→ **Direction**:
Please output the records below in full, exactly as given, but without the images.

>> begin Data for the task

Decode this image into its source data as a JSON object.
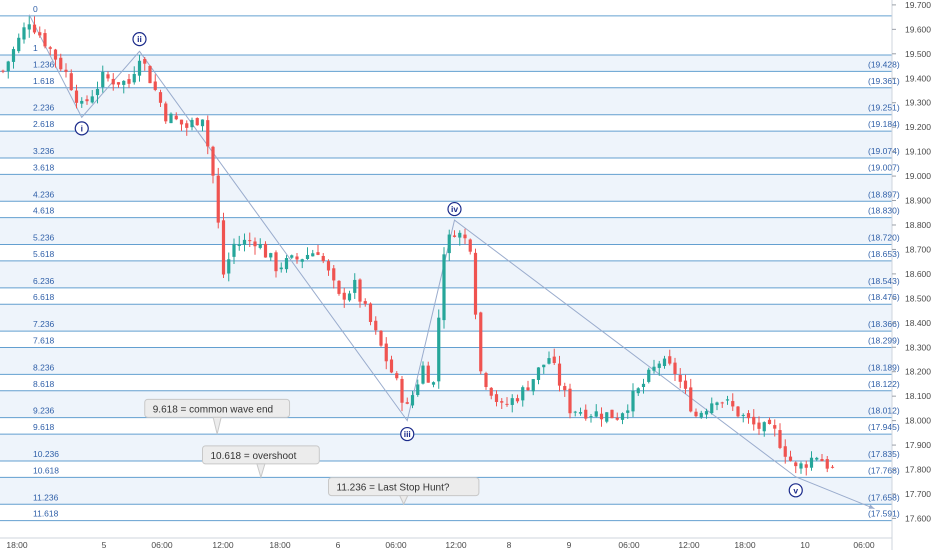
{
  "chart_data": {
    "type": "candlestick",
    "title": "",
    "xlabel": "",
    "ylabel": "",
    "ylim": [
      17.52,
      19.72
    ],
    "y_ticks": [
      "19.700",
      "19.600",
      "19.500",
      "19.400",
      "19.300",
      "19.200",
      "19.100",
      "19.000",
      "18.900",
      "18.800",
      "18.700",
      "18.600",
      "18.500",
      "18.400",
      "18.300",
      "18.200",
      "18.100",
      "18.000",
      "17.900",
      "17.800",
      "17.700",
      "17.600"
    ],
    "x_ticks": [
      "18:00",
      "5",
      "06:00",
      "12:00",
      "18:00",
      "6",
      "06:00",
      "12:00",
      "8",
      "9",
      "06:00",
      "12:00",
      "18:00",
      "10",
      "06:00"
    ],
    "fib_levels": [
      {
        "label": "0",
        "price": 19.655,
        "value": ""
      },
      {
        "label": "1",
        "price": 19.495,
        "value": ""
      },
      {
        "label": "1.236",
        "price": 19.428,
        "value": "(19.428)"
      },
      {
        "label": "1.618",
        "price": 19.361,
        "value": "(19.361)"
      },
      {
        "label": "2.236",
        "price": 19.251,
        "value": "(19.251)"
      },
      {
        "label": "2.618",
        "price": 19.184,
        "value": "(19.184)"
      },
      {
        "label": "3.236",
        "price": 19.074,
        "value": "(19.074)"
      },
      {
        "label": "3.618",
        "price": 19.007,
        "value": "(19.007)"
      },
      {
        "label": "4.236",
        "price": 18.897,
        "value": "(18.897)"
      },
      {
        "label": "4.618",
        "price": 18.83,
        "value": "(18.830)"
      },
      {
        "label": "5.236",
        "price": 18.72,
        "value": "(18.720)"
      },
      {
        "label": "5.618",
        "price": 18.653,
        "value": "(18.653)"
      },
      {
        "label": "6.236",
        "price": 18.543,
        "value": "(18.543)"
      },
      {
        "label": "6.618",
        "price": 18.476,
        "value": "(18.476)"
      },
      {
        "label": "7.236",
        "price": 18.366,
        "value": "(18.366)"
      },
      {
        "label": "7.618",
        "price": 18.299,
        "value": "(18.299)"
      },
      {
        "label": "8.236",
        "price": 18.189,
        "value": "(18.189)"
      },
      {
        "label": "8.618",
        "price": 18.122,
        "value": "(18.122)"
      },
      {
        "label": "9.236",
        "price": 18.012,
        "value": "(18.012)"
      },
      {
        "label": "9.618",
        "price": 17.945,
        "value": "(17.945)"
      },
      {
        "label": "10.236",
        "price": 17.835,
        "value": "(17.835)"
      },
      {
        "label": "10.618",
        "price": 17.768,
        "value": "(17.768)"
      },
      {
        "label": "11.236",
        "price": 17.658,
        "value": "(17.658)"
      },
      {
        "label": "11.618",
        "price": 17.591,
        "value": "(17.591)"
      }
    ],
    "wave_labels": [
      {
        "label": "i",
        "bar": 15,
        "price": 19.195,
        "position": "below"
      },
      {
        "label": "ii",
        "bar": 26,
        "price": 19.56,
        "position": "above"
      },
      {
        "label": "iii",
        "bar": 77,
        "price": 17.945,
        "position": "below"
      },
      {
        "label": "iv",
        "bar": 86,
        "price": 18.865,
        "position": "above"
      },
      {
        "label": "v",
        "bar": 151,
        "price": 17.715,
        "position": "below"
      }
    ],
    "wave_path": [
      {
        "bar": 5,
        "price": 19.66
      },
      {
        "bar": 15,
        "price": 19.24
      },
      {
        "bar": 26,
        "price": 19.51
      },
      {
        "bar": 77,
        "price": 18.0
      },
      {
        "bar": 86,
        "price": 18.82
      },
      {
        "bar": 151,
        "price": 17.77
      },
      {
        "bar": 166,
        "price": 17.64
      }
    ],
    "annotations": [
      {
        "text": "9.618 = common wave end",
        "bar": 27,
        "price": 18.05,
        "anchor_price": 17.945
      },
      {
        "text": "10.618 = overshoot",
        "bar": 38,
        "price": 17.86,
        "anchor_price": 17.768
      },
      {
        "text": "11.236 = Last Stop Hunt?",
        "bar": 62,
        "price": 17.73,
        "anchor_price": 17.658
      }
    ],
    "anchors": [
      {
        "bar": 0,
        "close": 19.43
      },
      {
        "bar": 5,
        "close": 19.64
      },
      {
        "bar": 8,
        "close": 19.55
      },
      {
        "bar": 12,
        "close": 19.42
      },
      {
        "bar": 15,
        "close": 19.28
      },
      {
        "bar": 19,
        "close": 19.4
      },
      {
        "bar": 24,
        "close": 19.38
      },
      {
        "bar": 26,
        "close": 19.5
      },
      {
        "bar": 31,
        "close": 19.25
      },
      {
        "bar": 35,
        "close": 19.2
      },
      {
        "bar": 38,
        "close": 19.25
      },
      {
        "bar": 40,
        "close": 19.0
      },
      {
        "bar": 42,
        "close": 18.6
      },
      {
        "bar": 44,
        "close": 18.72
      },
      {
        "bar": 48,
        "close": 18.74
      },
      {
        "bar": 52,
        "close": 18.63
      },
      {
        "bar": 56,
        "close": 18.66
      },
      {
        "bar": 60,
        "close": 18.7
      },
      {
        "bar": 64,
        "close": 18.5
      },
      {
        "bar": 67,
        "close": 18.55
      },
      {
        "bar": 70,
        "close": 18.4
      },
      {
        "bar": 73,
        "close": 18.25
      },
      {
        "bar": 77,
        "close": 18.05
      },
      {
        "bar": 80,
        "close": 18.22
      },
      {
        "bar": 82,
        "close": 18.15
      },
      {
        "bar": 84,
        "close": 18.7
      },
      {
        "bar": 86,
        "close": 18.78
      },
      {
        "bar": 89,
        "close": 18.72
      },
      {
        "bar": 91,
        "close": 18.2
      },
      {
        "bar": 95,
        "close": 18.05
      },
      {
        "bar": 99,
        "close": 18.12
      },
      {
        "bar": 104,
        "close": 18.26
      },
      {
        "bar": 108,
        "close": 18.05
      },
      {
        "bar": 113,
        "close": 18.03
      },
      {
        "bar": 117,
        "close": 18.02
      },
      {
        "bar": 121,
        "close": 18.12
      },
      {
        "bar": 125,
        "close": 18.24
      },
      {
        "bar": 128,
        "close": 18.2
      },
      {
        "bar": 132,
        "close": 18.02
      },
      {
        "bar": 136,
        "close": 18.1
      },
      {
        "bar": 139,
        "close": 18.05
      },
      {
        "bar": 143,
        "close": 17.98
      },
      {
        "bar": 147,
        "close": 17.95
      },
      {
        "bar": 151,
        "close": 17.8
      },
      {
        "bar": 155,
        "close": 17.86
      },
      {
        "bar": 158,
        "close": 17.8
      }
    ],
    "bar_count": 159,
    "colors": {
      "up": "#26a69a",
      "down": "#ef5350",
      "fib_line": "#4a90c8",
      "fib_band": "#eef4fb",
      "wave_line": "#9aaccd",
      "wave_circle": "#1a2a8a",
      "axis_text": "#4a4a4a",
      "fib_text": "#2f5fa8"
    }
  }
}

>> end Data for the task

→ **The solution**:
Decode this image into its source data as a JSON object.
{
  "chart_data": {
    "type": "candlestick",
    "title": "",
    "xlabel": "",
    "ylabel": "",
    "ylim": [
      17.52,
      19.72
    ],
    "y_ticks": [
      "19.700",
      "19.600",
      "19.500",
      "19.400",
      "19.300",
      "19.200",
      "19.100",
      "19.000",
      "18.900",
      "18.800",
      "18.700",
      "18.600",
      "18.500",
      "18.400",
      "18.300",
      "18.200",
      "18.100",
      "18.000",
      "17.900",
      "17.800",
      "17.700",
      "17.600"
    ],
    "x_ticks": [
      "18:00",
      "5",
      "06:00",
      "12:00",
      "18:00",
      "6",
      "06:00",
      "12:00",
      "8",
      "9",
      "06:00",
      "12:00",
      "18:00",
      "10",
      "06:00"
    ],
    "fib_levels": [
      {
        "label": "0",
        "price": 19.655,
        "value": ""
      },
      {
        "label": "1",
        "price": 19.495,
        "value": ""
      },
      {
        "label": "1.236",
        "price": 19.428,
        "value": "(19.428)"
      },
      {
        "label": "1.618",
        "price": 19.361,
        "value": "(19.361)"
      },
      {
        "label": "2.236",
        "price": 19.251,
        "value": "(19.251)"
      },
      {
        "label": "2.618",
        "price": 19.184,
        "value": "(19.184)"
      },
      {
        "label": "3.236",
        "price": 19.074,
        "value": "(19.074)"
      },
      {
        "label": "3.618",
        "price": 19.007,
        "value": "(19.007)"
      },
      {
        "label": "4.236",
        "price": 18.897,
        "value": "(18.897)"
      },
      {
        "label": "4.618",
        "price": 18.83,
        "value": "(18.830)"
      },
      {
        "label": "5.236",
        "price": 18.72,
        "value": "(18.720)"
      },
      {
        "label": "5.618",
        "price": 18.653,
        "value": "(18.653)"
      },
      {
        "label": "6.236",
        "price": 18.543,
        "value": "(18.543)"
      },
      {
        "label": "6.618",
        "price": 18.476,
        "value": "(18.476)"
      },
      {
        "label": "7.236",
        "price": 18.366,
        "value": "(18.366)"
      },
      {
        "label": "7.618",
        "price": 18.299,
        "value": "(18.299)"
      },
      {
        "label": "8.236",
        "price": 18.189,
        "value": "(18.189)"
      },
      {
        "label": "8.618",
        "price": 18.122,
        "value": "(18.122)"
      },
      {
        "label": "9.236",
        "price": 18.012,
        "value": "(18.012)"
      },
      {
        "label": "9.618",
        "price": 17.945,
        "value": "(17.945)"
      },
      {
        "label": "10.236",
        "price": 17.835,
        "value": "(17.835)"
      },
      {
        "label": "10.618",
        "price": 17.768,
        "value": "(17.768)"
      },
      {
        "label": "11.236",
        "price": 17.658,
        "value": "(17.658)"
      },
      {
        "label": "11.618",
        "price": 17.591,
        "value": "(17.591)"
      }
    ],
    "wave_labels": [
      {
        "label": "i",
        "bar": 15,
        "price": 19.195,
        "position": "below"
      },
      {
        "label": "ii",
        "bar": 26,
        "price": 19.56,
        "position": "above"
      },
      {
        "label": "iii",
        "bar": 77,
        "price": 17.945,
        "position": "below"
      },
      {
        "label": "iv",
        "bar": 86,
        "price": 18.865,
        "position": "above"
      },
      {
        "label": "v",
        "bar": 151,
        "price": 17.715,
        "position": "below"
      }
    ],
    "wave_path": [
      {
        "bar": 5,
        "price": 19.66
      },
      {
        "bar": 15,
        "price": 19.24
      },
      {
        "bar": 26,
        "price": 19.51
      },
      {
        "bar": 77,
        "price": 18.0
      },
      {
        "bar": 86,
        "price": 18.82
      },
      {
        "bar": 151,
        "price": 17.77
      },
      {
        "bar": 166,
        "price": 17.64
      }
    ],
    "annotations": [
      {
        "text": "9.618 = common wave end",
        "bar": 27,
        "price": 18.05,
        "anchor_price": 17.945
      },
      {
        "text": "10.618 = overshoot",
        "bar": 38,
        "price": 17.86,
        "anchor_price": 17.768
      },
      {
        "text": "11.236 = Last Stop Hunt?",
        "bar": 62,
        "price": 17.73,
        "anchor_price": 17.658
      }
    ],
    "anchors": [
      {
        "bar": 0,
        "close": 19.43
      },
      {
        "bar": 5,
        "close": 19.64
      },
      {
        "bar": 8,
        "close": 19.55
      },
      {
        "bar": 12,
        "close": 19.42
      },
      {
        "bar": 15,
        "close": 19.28
      },
      {
        "bar": 19,
        "close": 19.4
      },
      {
        "bar": 24,
        "close": 19.38
      },
      {
        "bar": 26,
        "close": 19.5
      },
      {
        "bar": 31,
        "close": 19.25
      },
      {
        "bar": 35,
        "close": 19.2
      },
      {
        "bar": 38,
        "close": 19.25
      },
      {
        "bar": 40,
        "close": 19.0
      },
      {
        "bar": 42,
        "close": 18.6
      },
      {
        "bar": 44,
        "close": 18.72
      },
      {
        "bar": 48,
        "close": 18.74
      },
      {
        "bar": 52,
        "close": 18.63
      },
      {
        "bar": 56,
        "close": 18.66
      },
      {
        "bar": 60,
        "close": 18.7
      },
      {
        "bar": 64,
        "close": 18.5
      },
      {
        "bar": 67,
        "close": 18.55
      },
      {
        "bar": 70,
        "close": 18.4
      },
      {
        "bar": 73,
        "close": 18.25
      },
      {
        "bar": 77,
        "close": 18.05
      },
      {
        "bar": 80,
        "close": 18.22
      },
      {
        "bar": 82,
        "close": 18.15
      },
      {
        "bar": 84,
        "close": 18.7
      },
      {
        "bar": 86,
        "close": 18.78
      },
      {
        "bar": 89,
        "close": 18.72
      },
      {
        "bar": 91,
        "close": 18.2
      },
      {
        "bar": 95,
        "close": 18.05
      },
      {
        "bar": 99,
        "close": 18.12
      },
      {
        "bar": 104,
        "close": 18.26
      },
      {
        "bar": 108,
        "close": 18.05
      },
      {
        "bar": 113,
        "close": 18.03
      },
      {
        "bar": 117,
        "close": 18.02
      },
      {
        "bar": 121,
        "close": 18.12
      },
      {
        "bar": 125,
        "close": 18.24
      },
      {
        "bar": 128,
        "close": 18.2
      },
      {
        "bar": 132,
        "close": 18.02
      },
      {
        "bar": 136,
        "close": 18.1
      },
      {
        "bar": 139,
        "close": 18.05
      },
      {
        "bar": 143,
        "close": 17.98
      },
      {
        "bar": 147,
        "close": 17.95
      },
      {
        "bar": 151,
        "close": 17.8
      },
      {
        "bar": 155,
        "close": 17.86
      },
      {
        "bar": 158,
        "close": 17.8
      }
    ],
    "bar_count": 159,
    "colors": {
      "up": "#26a69a",
      "down": "#ef5350",
      "fib_line": "#4a90c8",
      "fib_band": "#eef4fb",
      "wave_line": "#9aaccd",
      "wave_circle": "#1a2a8a",
      "axis_text": "#4a4a4a",
      "fib_text": "#2f5fa8"
    }
  }
}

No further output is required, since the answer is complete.